### Given instruction
Pick out each line containing the string "iframes" and copy it.
** start Supplied records **
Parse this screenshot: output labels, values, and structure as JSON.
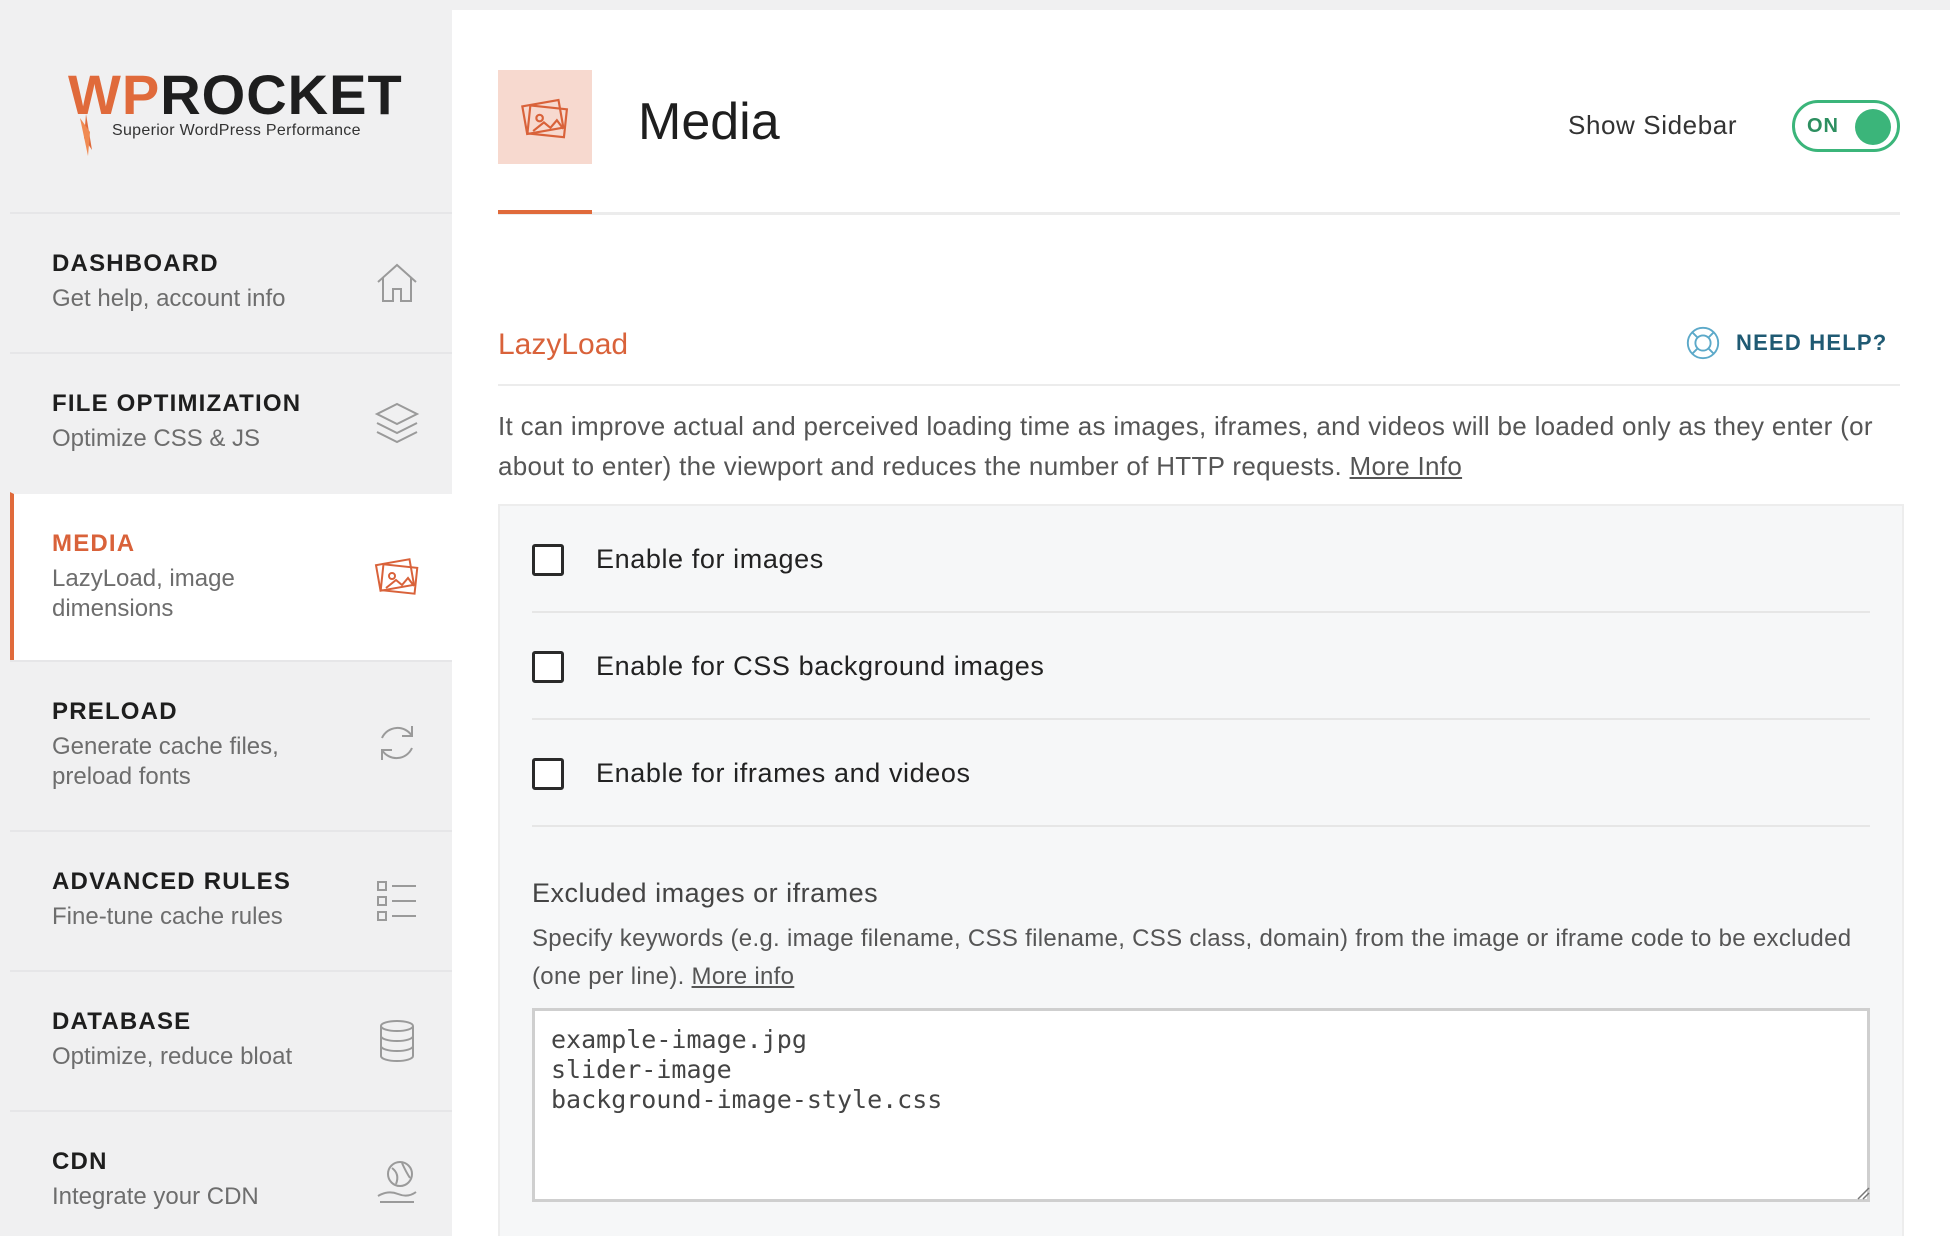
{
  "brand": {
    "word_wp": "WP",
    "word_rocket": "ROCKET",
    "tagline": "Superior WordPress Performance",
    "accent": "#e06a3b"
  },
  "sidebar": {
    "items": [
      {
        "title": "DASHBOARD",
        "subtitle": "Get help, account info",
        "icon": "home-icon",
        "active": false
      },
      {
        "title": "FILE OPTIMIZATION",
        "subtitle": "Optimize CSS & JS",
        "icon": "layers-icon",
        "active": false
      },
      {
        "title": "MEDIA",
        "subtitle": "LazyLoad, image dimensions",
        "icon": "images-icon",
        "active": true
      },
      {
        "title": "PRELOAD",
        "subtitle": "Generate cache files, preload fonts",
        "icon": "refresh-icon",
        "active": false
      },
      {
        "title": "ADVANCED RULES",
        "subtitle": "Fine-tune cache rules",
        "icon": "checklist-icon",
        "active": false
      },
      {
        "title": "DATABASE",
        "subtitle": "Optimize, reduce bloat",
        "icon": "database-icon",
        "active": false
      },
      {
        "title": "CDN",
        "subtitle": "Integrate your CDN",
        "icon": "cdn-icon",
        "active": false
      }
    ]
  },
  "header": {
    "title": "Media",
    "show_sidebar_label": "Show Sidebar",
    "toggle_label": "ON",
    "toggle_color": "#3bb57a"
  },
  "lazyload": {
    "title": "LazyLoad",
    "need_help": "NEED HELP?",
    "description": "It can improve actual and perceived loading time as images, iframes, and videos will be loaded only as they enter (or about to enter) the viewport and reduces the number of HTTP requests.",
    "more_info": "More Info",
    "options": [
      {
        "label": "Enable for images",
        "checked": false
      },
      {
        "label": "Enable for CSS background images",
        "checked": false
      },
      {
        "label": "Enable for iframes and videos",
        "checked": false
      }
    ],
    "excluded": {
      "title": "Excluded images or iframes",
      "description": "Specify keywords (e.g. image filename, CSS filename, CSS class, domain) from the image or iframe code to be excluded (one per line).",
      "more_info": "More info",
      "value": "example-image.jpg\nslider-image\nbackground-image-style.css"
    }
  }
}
** end Supplied records **
** start Supplied records **
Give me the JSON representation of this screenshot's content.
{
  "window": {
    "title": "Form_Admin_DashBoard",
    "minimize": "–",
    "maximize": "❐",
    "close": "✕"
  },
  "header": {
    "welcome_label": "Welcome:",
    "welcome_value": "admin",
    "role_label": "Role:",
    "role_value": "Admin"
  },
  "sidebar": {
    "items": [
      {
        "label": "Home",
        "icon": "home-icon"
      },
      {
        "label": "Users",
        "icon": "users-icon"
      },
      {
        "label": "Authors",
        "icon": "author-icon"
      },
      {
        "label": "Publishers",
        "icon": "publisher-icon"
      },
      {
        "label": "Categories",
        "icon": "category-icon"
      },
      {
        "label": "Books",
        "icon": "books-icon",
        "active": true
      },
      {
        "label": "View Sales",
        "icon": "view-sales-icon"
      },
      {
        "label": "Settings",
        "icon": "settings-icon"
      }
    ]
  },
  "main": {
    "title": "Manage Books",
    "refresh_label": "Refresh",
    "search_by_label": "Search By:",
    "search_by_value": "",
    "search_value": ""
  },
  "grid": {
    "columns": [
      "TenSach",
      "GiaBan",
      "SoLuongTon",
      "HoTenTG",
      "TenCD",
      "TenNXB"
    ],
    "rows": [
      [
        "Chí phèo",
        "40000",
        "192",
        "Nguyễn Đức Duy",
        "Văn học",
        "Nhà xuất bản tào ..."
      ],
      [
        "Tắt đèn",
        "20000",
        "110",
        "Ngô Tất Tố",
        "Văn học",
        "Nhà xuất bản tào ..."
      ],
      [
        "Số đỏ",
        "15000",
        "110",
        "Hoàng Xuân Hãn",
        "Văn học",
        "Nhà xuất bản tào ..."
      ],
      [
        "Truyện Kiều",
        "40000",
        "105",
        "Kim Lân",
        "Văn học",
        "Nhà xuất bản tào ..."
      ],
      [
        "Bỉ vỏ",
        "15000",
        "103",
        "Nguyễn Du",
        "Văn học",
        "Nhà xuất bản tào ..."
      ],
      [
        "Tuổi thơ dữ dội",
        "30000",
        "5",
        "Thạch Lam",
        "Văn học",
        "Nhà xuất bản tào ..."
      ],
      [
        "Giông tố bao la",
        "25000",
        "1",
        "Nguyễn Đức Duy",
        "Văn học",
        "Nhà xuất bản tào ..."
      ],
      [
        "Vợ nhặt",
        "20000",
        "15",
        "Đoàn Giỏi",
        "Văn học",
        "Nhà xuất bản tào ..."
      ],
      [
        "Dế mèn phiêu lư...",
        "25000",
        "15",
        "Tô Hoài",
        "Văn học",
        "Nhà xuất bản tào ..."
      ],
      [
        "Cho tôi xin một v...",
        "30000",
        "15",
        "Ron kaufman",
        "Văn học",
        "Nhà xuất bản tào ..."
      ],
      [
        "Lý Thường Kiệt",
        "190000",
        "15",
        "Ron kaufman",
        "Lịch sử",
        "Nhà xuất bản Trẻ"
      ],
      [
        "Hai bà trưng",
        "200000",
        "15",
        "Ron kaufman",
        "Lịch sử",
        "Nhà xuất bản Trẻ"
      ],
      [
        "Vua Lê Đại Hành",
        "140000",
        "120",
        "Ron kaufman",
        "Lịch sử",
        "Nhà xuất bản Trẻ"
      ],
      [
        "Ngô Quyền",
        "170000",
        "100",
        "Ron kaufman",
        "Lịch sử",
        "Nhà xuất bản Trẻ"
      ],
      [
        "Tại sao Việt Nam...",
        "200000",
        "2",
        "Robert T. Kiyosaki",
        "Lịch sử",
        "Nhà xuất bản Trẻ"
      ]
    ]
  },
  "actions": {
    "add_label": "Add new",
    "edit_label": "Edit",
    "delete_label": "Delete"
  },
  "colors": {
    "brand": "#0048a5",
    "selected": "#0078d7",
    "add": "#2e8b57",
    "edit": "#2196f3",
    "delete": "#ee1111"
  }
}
** end Supplied records **
### Reply
    "description": "It can improve actual and perceived loading time as images, iframes, and videos will be loaded only as they enter (or about to enter) the viewport and reduces the number of HTTP requests.",
        "label": "Enable for iframes and videos",
      "title": "Excluded images or iframes",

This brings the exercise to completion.